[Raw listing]
-*-*-
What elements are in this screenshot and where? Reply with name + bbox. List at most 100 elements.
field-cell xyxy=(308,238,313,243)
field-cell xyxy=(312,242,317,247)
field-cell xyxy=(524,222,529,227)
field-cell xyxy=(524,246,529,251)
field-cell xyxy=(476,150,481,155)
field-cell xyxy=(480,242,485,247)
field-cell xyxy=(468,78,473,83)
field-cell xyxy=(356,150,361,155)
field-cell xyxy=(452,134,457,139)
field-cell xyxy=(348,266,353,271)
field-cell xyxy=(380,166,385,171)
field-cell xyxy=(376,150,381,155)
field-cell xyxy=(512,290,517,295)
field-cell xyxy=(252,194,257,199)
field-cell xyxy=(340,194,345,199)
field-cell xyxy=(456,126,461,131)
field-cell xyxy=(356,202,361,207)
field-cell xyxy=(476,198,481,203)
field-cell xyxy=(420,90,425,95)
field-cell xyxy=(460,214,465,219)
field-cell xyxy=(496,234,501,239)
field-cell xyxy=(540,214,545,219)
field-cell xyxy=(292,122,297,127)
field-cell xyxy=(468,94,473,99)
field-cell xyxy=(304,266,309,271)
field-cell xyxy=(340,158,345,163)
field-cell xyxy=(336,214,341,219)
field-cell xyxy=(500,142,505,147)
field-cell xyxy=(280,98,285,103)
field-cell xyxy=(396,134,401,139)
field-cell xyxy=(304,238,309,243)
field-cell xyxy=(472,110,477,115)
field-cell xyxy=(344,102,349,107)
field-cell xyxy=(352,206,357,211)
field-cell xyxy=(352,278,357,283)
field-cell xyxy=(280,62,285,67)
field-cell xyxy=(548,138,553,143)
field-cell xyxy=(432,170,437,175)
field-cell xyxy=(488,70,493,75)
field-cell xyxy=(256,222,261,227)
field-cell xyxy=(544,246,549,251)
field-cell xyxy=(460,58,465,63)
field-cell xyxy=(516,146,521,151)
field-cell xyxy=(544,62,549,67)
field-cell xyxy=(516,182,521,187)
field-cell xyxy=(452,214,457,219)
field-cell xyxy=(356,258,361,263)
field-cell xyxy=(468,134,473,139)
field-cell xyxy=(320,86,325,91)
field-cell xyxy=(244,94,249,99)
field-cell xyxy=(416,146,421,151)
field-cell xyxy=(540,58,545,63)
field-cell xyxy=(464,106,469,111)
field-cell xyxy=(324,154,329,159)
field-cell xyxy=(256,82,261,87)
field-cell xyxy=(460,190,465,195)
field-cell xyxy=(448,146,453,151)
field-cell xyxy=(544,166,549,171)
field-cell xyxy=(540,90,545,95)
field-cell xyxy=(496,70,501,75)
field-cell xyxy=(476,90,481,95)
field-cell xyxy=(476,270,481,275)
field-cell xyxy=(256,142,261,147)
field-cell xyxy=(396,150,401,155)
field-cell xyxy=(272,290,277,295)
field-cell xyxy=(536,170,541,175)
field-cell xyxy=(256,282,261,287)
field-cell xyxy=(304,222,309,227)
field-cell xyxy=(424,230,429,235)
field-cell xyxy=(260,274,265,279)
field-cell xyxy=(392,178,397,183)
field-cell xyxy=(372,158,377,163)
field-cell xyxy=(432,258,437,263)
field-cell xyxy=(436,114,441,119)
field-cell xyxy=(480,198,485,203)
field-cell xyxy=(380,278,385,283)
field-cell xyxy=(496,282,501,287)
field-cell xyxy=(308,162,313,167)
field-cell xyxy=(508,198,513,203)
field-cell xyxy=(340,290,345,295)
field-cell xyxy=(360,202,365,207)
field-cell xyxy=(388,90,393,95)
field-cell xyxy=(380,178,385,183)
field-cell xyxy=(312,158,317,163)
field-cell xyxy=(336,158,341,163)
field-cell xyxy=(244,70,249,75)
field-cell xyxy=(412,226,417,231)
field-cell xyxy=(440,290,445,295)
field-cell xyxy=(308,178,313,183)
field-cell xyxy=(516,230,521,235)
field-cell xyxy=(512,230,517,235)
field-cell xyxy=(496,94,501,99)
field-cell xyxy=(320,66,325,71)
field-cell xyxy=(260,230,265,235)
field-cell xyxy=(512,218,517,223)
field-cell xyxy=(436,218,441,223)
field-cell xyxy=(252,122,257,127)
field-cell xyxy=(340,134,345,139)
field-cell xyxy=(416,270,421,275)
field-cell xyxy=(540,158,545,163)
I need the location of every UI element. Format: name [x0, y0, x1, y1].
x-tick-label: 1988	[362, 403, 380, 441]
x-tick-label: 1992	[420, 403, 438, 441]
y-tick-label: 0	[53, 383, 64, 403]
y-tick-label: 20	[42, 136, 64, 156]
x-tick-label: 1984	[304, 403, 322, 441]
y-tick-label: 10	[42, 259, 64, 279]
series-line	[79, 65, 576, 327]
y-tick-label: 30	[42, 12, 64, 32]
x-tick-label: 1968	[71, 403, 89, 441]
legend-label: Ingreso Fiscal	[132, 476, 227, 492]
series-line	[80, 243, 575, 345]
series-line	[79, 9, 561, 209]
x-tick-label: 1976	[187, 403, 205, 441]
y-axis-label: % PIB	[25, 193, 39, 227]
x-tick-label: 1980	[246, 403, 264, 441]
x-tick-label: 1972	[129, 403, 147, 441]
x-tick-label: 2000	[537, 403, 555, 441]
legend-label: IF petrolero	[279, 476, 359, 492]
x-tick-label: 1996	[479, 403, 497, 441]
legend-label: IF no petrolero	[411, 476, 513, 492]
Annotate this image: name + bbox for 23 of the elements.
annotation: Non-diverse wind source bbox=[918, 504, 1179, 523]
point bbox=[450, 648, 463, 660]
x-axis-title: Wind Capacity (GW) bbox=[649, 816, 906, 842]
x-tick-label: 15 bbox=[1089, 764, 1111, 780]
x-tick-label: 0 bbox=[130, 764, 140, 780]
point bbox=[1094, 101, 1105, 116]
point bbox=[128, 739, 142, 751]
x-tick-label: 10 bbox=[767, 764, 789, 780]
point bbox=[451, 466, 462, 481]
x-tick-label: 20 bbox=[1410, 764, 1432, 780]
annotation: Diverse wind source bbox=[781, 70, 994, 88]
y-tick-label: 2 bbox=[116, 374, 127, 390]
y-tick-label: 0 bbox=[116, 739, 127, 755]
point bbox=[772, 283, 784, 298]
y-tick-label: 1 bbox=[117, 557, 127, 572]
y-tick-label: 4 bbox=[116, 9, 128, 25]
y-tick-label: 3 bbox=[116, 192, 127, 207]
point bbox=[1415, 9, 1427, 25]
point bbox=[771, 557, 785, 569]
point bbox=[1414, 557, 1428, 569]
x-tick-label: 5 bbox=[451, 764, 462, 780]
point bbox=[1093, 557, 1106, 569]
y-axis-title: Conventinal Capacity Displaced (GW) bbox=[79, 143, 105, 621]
-*-*-
EXERCISE PROMPT:
Identify each line of the listing that contains the string "axis", and copy every such line.

SOLUTION TO THIS EXERCISE:
y-axis-label: % PIB	[25, 193, 39, 227]
x-axis-title: Wind Capacity (GW) bbox=[649, 816, 906, 842]
y-axis-title: Conventinal Capacity Displaced (GW) bbox=[79, 143, 105, 621]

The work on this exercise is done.